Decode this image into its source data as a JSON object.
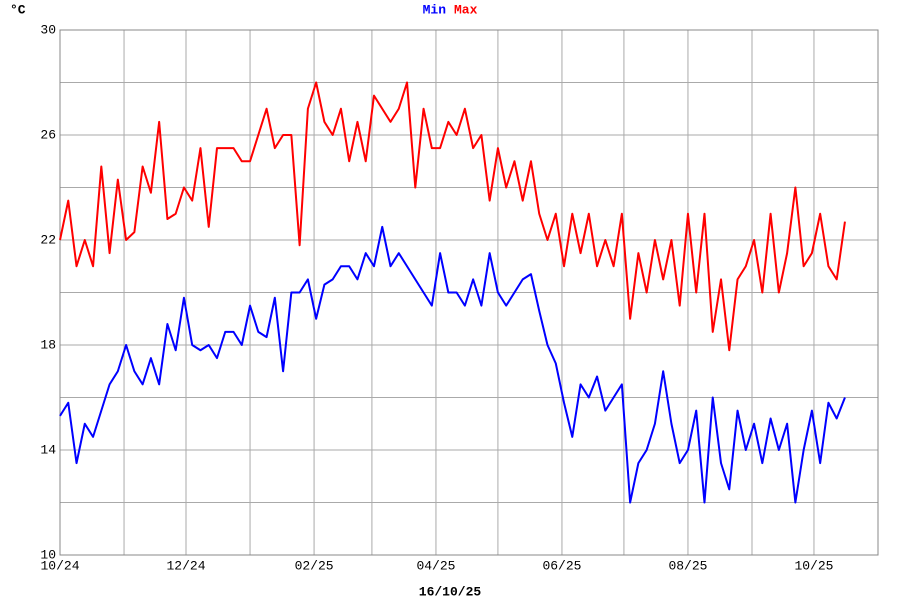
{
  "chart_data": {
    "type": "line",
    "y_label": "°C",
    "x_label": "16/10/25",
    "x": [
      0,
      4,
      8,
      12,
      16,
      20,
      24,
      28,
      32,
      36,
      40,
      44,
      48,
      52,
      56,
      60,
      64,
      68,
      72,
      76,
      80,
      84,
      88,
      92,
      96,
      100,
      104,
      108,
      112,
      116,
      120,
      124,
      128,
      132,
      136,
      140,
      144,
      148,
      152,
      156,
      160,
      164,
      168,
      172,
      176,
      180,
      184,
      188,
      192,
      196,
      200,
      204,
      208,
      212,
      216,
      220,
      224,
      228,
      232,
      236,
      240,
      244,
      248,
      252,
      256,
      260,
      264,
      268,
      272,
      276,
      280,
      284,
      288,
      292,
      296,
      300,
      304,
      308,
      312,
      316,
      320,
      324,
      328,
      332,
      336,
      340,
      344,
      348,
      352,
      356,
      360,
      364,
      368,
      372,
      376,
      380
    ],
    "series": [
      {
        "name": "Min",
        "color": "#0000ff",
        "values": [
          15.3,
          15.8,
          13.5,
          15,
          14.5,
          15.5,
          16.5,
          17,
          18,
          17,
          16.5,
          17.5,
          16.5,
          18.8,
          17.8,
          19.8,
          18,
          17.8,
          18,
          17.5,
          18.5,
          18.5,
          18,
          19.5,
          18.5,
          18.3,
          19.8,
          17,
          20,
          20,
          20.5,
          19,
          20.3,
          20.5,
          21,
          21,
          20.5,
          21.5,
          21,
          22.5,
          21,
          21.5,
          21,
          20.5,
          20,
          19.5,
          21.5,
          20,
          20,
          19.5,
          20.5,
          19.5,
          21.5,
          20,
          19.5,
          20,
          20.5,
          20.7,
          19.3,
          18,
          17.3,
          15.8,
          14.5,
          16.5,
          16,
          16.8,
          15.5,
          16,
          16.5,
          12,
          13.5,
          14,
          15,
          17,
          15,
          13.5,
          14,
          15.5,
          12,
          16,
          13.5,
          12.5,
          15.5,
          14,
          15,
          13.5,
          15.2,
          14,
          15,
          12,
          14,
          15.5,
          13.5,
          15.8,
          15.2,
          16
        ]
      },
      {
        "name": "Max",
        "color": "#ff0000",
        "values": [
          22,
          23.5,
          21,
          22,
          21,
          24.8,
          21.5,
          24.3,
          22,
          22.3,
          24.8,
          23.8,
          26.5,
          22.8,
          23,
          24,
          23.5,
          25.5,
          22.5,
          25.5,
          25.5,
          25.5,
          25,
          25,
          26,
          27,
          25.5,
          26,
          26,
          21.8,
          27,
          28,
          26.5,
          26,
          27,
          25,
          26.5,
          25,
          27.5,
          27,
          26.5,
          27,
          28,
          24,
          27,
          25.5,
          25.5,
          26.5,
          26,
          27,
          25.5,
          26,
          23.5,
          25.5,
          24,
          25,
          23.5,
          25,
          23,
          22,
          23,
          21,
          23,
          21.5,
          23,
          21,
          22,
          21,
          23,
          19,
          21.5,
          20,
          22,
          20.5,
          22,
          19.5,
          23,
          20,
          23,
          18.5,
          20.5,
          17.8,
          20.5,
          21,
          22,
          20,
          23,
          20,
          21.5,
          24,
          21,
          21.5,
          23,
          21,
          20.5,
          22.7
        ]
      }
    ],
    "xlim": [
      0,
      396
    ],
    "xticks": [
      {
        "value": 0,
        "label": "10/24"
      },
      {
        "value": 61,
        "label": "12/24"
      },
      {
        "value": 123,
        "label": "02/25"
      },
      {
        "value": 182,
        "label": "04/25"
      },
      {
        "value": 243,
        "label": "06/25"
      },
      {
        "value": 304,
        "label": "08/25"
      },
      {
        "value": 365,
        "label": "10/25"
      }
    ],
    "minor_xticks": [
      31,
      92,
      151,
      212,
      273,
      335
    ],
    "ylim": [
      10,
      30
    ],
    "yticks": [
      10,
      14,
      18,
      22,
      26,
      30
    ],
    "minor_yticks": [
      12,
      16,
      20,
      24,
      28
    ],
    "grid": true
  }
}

====================

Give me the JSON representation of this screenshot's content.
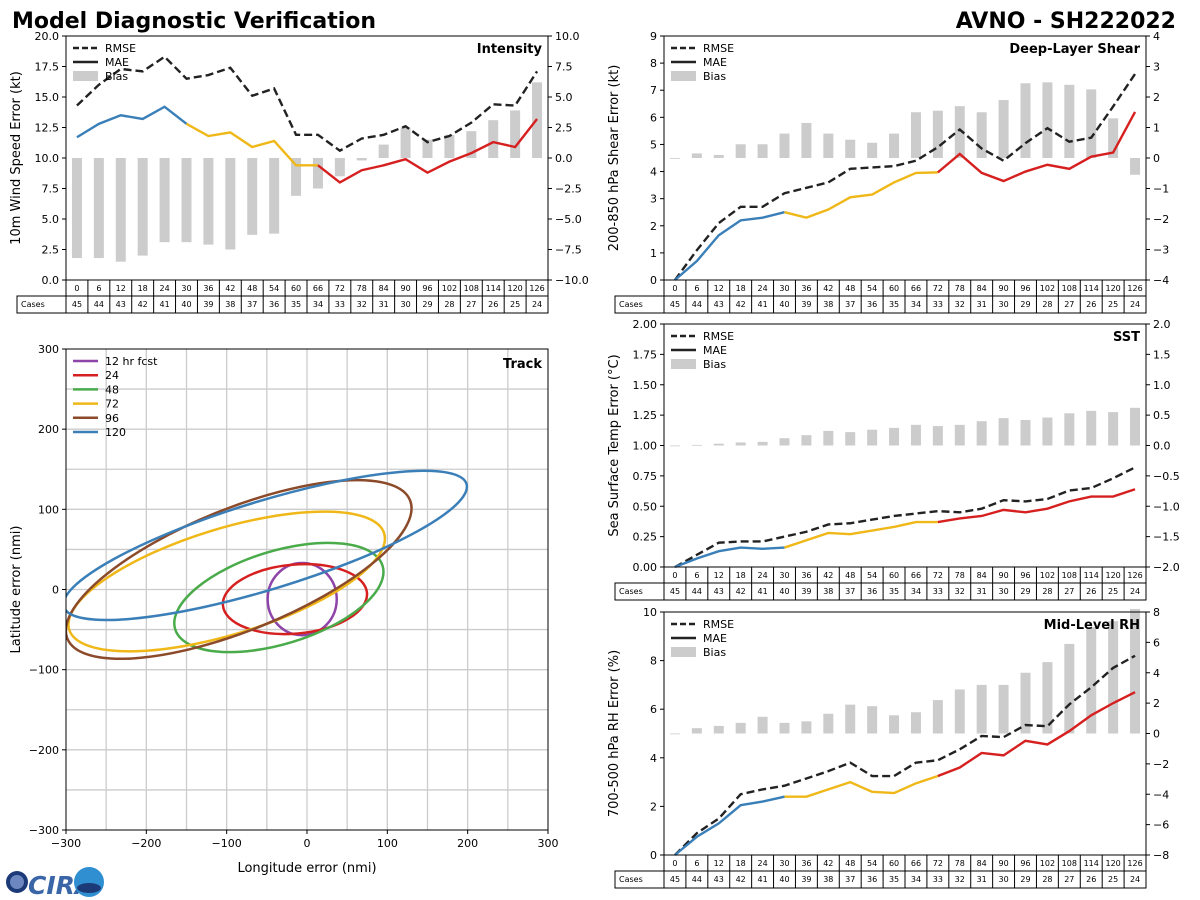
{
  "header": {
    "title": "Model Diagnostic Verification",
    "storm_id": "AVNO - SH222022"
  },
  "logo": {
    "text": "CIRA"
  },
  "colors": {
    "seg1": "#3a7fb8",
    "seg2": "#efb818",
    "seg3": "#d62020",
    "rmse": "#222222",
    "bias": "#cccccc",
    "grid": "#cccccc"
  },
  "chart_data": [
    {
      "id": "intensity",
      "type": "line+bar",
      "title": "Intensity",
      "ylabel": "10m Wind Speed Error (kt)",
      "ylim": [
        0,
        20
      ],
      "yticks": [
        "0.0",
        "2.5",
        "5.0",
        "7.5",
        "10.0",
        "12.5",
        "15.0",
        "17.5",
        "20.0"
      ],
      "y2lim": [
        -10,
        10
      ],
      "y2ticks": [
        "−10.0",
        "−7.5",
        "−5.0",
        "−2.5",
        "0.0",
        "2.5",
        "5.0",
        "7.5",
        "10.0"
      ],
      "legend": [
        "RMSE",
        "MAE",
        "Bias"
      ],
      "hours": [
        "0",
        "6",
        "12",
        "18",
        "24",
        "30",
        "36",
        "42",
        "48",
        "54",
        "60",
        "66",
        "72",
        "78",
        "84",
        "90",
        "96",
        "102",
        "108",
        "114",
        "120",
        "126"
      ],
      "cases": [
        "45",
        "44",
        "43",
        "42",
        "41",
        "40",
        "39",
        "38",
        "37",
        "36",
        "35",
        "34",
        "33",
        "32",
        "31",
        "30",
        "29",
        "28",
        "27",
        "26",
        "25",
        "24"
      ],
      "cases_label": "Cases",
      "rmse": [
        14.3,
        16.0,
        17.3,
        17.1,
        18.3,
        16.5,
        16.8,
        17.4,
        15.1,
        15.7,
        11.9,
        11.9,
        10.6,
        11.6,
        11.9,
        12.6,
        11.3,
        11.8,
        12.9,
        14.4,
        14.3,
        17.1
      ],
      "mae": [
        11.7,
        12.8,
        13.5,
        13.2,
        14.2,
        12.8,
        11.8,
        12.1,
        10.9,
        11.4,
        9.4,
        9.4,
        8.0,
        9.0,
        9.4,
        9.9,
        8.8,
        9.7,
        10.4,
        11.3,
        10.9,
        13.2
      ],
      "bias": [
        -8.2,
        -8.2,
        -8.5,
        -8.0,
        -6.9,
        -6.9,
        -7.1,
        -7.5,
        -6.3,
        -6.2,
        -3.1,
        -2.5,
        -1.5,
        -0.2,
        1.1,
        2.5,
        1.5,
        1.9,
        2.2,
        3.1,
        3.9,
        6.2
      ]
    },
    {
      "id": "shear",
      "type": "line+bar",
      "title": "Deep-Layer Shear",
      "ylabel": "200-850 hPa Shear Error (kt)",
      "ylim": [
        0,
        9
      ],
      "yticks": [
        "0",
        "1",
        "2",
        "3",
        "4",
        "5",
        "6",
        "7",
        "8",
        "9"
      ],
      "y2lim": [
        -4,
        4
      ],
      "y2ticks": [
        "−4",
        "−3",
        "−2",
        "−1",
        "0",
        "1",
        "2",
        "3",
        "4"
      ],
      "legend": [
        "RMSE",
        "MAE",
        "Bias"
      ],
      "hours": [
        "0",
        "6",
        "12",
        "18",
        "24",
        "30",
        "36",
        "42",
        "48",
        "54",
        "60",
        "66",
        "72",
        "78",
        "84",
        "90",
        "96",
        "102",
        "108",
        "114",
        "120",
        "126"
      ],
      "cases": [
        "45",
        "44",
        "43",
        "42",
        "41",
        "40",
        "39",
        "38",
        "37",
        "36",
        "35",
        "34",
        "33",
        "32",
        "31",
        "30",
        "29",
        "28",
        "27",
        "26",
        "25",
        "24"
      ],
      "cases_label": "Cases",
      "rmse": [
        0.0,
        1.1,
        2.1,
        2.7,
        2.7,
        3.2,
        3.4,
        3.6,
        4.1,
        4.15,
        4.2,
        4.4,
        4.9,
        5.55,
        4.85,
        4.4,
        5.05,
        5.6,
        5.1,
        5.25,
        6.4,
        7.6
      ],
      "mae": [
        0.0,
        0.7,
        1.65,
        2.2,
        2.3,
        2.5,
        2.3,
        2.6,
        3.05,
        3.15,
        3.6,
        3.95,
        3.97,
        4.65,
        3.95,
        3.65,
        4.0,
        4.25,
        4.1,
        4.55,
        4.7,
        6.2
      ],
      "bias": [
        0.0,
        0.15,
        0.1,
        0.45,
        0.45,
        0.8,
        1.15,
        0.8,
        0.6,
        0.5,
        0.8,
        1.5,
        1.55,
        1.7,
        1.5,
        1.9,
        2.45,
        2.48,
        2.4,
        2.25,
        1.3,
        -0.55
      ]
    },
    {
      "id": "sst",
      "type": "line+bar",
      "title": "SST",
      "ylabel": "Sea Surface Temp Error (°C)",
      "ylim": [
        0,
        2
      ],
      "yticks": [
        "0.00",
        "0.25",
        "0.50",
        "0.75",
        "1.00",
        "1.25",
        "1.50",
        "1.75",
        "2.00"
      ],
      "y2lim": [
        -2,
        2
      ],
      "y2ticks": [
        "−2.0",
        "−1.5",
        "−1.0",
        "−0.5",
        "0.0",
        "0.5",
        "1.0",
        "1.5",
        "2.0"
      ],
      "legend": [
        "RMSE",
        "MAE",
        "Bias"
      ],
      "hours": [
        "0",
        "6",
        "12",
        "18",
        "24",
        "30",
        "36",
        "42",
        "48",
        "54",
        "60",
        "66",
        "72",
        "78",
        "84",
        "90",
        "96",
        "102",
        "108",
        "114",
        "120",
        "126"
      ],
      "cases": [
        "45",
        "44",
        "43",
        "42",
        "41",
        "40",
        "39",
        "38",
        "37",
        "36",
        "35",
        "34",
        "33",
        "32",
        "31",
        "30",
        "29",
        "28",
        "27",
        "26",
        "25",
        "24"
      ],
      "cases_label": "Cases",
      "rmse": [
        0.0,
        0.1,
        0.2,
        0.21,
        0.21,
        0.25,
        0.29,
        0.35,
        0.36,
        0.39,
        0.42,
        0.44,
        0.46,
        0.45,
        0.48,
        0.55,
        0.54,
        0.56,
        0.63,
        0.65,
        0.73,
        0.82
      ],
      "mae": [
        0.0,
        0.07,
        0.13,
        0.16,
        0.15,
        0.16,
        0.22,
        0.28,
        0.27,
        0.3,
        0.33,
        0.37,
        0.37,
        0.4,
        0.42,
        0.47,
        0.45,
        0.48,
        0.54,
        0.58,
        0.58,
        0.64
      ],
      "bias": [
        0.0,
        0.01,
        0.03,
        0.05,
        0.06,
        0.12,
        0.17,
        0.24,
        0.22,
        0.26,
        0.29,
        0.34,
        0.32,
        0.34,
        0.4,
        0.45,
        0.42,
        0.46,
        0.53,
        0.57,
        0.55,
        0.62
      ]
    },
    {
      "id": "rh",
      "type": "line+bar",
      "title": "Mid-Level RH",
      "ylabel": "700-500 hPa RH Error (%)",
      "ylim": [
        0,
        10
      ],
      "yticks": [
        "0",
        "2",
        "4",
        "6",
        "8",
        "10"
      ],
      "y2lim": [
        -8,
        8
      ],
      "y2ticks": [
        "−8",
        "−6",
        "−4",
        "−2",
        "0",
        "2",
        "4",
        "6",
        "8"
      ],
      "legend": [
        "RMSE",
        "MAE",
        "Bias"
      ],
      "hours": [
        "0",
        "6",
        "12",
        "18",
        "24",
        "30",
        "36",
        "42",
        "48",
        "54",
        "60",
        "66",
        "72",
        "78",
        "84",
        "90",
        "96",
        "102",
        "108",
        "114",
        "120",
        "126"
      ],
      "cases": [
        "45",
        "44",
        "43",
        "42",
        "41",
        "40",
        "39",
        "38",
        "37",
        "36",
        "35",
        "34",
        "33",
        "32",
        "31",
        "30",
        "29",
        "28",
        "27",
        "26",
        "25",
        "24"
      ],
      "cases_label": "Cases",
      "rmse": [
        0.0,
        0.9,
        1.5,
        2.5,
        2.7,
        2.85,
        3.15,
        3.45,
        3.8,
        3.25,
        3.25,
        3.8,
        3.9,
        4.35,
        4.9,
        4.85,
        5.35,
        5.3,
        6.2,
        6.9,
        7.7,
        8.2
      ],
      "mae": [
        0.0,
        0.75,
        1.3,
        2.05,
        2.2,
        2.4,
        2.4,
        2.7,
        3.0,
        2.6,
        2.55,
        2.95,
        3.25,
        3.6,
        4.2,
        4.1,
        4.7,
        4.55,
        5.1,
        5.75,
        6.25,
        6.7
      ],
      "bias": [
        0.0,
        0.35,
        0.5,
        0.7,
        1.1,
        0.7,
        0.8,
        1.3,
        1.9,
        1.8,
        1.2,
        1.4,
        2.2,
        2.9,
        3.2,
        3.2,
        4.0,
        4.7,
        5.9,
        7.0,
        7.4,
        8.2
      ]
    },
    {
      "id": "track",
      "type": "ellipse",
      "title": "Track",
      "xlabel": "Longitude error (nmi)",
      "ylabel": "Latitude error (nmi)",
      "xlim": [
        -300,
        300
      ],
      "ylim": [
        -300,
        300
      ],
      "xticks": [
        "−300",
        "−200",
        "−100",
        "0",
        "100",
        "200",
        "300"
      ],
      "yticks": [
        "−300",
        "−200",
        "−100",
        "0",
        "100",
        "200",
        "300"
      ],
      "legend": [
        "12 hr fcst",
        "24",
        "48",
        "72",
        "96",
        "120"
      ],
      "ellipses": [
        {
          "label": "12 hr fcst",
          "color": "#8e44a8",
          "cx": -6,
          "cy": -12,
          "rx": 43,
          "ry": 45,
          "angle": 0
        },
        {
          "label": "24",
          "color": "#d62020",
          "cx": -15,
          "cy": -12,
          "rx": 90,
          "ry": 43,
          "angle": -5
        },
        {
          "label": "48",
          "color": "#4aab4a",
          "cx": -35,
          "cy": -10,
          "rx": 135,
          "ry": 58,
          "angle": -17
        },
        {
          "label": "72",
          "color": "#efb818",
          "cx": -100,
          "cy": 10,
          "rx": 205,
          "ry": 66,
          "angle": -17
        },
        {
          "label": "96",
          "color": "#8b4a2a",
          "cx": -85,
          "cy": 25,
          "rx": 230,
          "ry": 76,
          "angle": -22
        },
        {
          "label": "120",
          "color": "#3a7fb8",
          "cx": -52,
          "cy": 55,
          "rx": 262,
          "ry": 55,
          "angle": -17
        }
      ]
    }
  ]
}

====================

▸ **SHORT TASK**
Count every line in the entries above where the word "this" appears; respond with the number alone.

▸ **SOLUTION**
2